= DATASET EXTRACT =
----

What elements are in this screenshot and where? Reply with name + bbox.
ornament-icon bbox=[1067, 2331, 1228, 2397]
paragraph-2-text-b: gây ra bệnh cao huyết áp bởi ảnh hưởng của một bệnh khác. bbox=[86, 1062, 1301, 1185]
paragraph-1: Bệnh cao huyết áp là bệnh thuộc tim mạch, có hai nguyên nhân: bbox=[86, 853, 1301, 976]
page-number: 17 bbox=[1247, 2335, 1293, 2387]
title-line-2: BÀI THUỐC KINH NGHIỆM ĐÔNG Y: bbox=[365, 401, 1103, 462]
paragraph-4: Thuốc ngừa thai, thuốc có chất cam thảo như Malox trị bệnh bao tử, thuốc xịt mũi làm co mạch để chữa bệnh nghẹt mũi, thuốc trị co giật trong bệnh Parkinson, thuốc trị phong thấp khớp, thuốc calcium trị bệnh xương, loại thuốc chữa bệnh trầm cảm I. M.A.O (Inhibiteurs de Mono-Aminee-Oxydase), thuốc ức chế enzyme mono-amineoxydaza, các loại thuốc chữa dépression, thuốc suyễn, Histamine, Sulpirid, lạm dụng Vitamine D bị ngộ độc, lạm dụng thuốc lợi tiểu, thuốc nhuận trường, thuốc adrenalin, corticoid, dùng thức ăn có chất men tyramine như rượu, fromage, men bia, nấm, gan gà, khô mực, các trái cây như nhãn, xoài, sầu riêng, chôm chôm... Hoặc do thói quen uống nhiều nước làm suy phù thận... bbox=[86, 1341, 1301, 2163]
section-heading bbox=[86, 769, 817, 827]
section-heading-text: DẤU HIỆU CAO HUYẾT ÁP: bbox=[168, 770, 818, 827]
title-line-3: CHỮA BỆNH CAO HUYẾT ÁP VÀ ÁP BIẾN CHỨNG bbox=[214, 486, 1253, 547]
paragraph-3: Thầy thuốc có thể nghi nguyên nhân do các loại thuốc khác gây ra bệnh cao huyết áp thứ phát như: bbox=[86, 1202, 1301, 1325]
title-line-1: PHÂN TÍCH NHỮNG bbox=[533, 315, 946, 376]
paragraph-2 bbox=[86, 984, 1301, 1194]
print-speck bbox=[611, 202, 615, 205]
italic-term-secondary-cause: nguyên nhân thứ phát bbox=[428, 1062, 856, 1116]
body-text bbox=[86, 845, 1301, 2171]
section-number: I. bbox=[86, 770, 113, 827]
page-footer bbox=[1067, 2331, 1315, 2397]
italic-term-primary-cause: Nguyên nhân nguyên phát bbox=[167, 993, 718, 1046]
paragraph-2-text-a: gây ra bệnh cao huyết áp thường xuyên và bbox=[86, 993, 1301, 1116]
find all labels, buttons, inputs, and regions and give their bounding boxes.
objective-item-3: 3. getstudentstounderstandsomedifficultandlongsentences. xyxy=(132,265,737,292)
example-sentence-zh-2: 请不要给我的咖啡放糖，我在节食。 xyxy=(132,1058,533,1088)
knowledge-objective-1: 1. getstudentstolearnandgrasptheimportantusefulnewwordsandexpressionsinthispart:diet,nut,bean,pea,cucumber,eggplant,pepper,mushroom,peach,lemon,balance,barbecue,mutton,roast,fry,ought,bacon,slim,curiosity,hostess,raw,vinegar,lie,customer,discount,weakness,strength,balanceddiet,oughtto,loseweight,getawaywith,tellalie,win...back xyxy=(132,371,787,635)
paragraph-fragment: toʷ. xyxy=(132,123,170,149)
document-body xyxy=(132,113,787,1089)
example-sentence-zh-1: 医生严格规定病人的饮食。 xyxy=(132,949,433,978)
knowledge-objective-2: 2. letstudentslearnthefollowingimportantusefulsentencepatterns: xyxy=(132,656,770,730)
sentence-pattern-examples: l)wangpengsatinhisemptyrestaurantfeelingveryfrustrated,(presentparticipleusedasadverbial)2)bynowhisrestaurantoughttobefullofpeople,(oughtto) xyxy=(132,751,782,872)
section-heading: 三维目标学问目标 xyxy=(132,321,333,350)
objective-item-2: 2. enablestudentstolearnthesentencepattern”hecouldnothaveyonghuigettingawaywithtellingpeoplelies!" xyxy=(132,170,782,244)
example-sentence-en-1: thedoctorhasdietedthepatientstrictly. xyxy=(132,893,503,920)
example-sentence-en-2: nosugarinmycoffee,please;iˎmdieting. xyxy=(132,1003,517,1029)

----

= YOUR TASK =
All of the lines above need to be given again exactly.

= ANSWER SPACE =
What elements are in this screenshot and where? Reply with name + bbox.
ornament-icon bbox=[1067, 2331, 1228, 2397]
paragraph-2-text-b: gây ra bệnh cao huyết áp bởi ảnh hưởng của một bệnh khác. bbox=[86, 1062, 1301, 1185]
paragraph-1: Bệnh cao huyết áp là bệnh thuộc tim mạch, có hai nguyên nhân: bbox=[86, 853, 1301, 976]
page-number: 17 bbox=[1247, 2335, 1293, 2387]
title-line-2: BÀI THUỐC KINH NGHIỆM ĐÔNG Y: bbox=[365, 401, 1103, 462]
paragraph-4: Thuốc ngừa thai, thuốc có chất cam thảo như Malox trị bệnh bao tử, thuốc xịt mũi làm co mạch để chữa bệnh nghẹt mũi, thuốc trị co giật trong bệnh Parkinson, thuốc trị phong thấp khớp, thuốc calcium trị bệnh xương, loại thuốc chữa bệnh trầm cảm I. M.A.O (Inhibiteurs de Mono-Aminee-Oxydase), thuốc ức chế enzyme mono-amineoxydaza, các loại thuốc chữa dépression, thuốc suyễn, Histamine, Sulpirid, lạm dụng Vitamine D bị ngộ độc, lạm dụng thuốc lợi tiểu, thuốc nhuận trường, thuốc adrenalin, corticoid, dùng thức ăn có chất men tyramine như rượu, fromage, men bia, nấm, gan gà, khô mực, các trái cây như nhãn, xoài, sầu riêng, chôm chôm... Hoặc do thói quen uống nhiều nước làm suy phù thận... bbox=[86, 1341, 1301, 2163]
section-heading bbox=[86, 769, 817, 827]
section-heading-text: DẤU HIỆU CAO HUYẾT ÁP: bbox=[168, 770, 818, 827]
title-line-3: CHỮA BỆNH CAO HUYẾT ÁP VÀ ÁP BIẾN CHỨNG bbox=[214, 486, 1253, 547]
paragraph-3: Thầy thuốc có thể nghi nguyên nhân do các loại thuốc khác gây ra bệnh cao huyết áp thứ phát như: bbox=[86, 1202, 1301, 1325]
title-line-1: PHÂN TÍCH NHỮNG bbox=[533, 315, 946, 376]
paragraph-2 bbox=[86, 984, 1301, 1194]
print-speck bbox=[611, 202, 615, 205]
italic-term-secondary-cause: nguyên nhân thứ phát bbox=[428, 1062, 856, 1116]
body-text bbox=[86, 845, 1301, 2171]
section-number: I. bbox=[86, 770, 113, 827]
page-footer bbox=[1067, 2331, 1315, 2397]
italic-term-primary-cause: Nguyên nhân nguyên phát bbox=[167, 993, 718, 1046]
paragraph-2-text-a: gây ra bệnh cao huyết áp thường xuyên và bbox=[86, 993, 1301, 1116]
find all labels, buttons, inputs, and regions and give their bounding boxes.
objective-item-3: 3. getstudentstounderstandsomedifficultandlongsentences. xyxy=(132,265,737,292)
example-sentence-zh-2: 请不要给我的咖啡放糖，我在节食。 xyxy=(132,1058,533,1088)
knowledge-objective-1: 1. getstudentstolearnandgrasptheimportantusefulnewwordsandexpressionsinthispart:diet,nut,bean,pea,cucumber,eggplant,pepper,mushroom,peach,lemon,balance,barbecue,mutton,roast,fry,ought,bacon,slim,curiosity,hostess,raw,vinegar,lie,customer,discount,weakness,strength,balanceddiet,oughtto,loseweight,getawaywith,tellalie,win...back xyxy=(132,371,787,635)
paragraph-fragment: toʷ. xyxy=(132,123,170,149)
document-body xyxy=(132,113,787,1089)
example-sentence-zh-1: 医生严格规定病人的饮食。 xyxy=(132,949,433,978)
knowledge-objective-2: 2. letstudentslearnthefollowingimportantusefulsentencepatterns: xyxy=(132,656,770,730)
sentence-pattern-examples: l)wangpengsatinhisemptyrestaurantfeelingveryfrustrated,(presentparticipleusedasadverbial)2)bynowhisrestaurantoughttobefullofpeople,(oughtto) xyxy=(132,751,782,872)
section-heading: 三维目标学问目标 xyxy=(132,321,333,350)
objective-item-2: 2. enablestudentstolearnthesentencepattern”hecouldnothaveyonghuigettingawaywithtellingpeoplelies!" xyxy=(132,170,782,244)
example-sentence-en-1: thedoctorhasdietedthepatientstrictly. xyxy=(132,893,503,920)
example-sentence-en-2: nosugarinmycoffee,please;iˎmdieting. xyxy=(132,1003,517,1029)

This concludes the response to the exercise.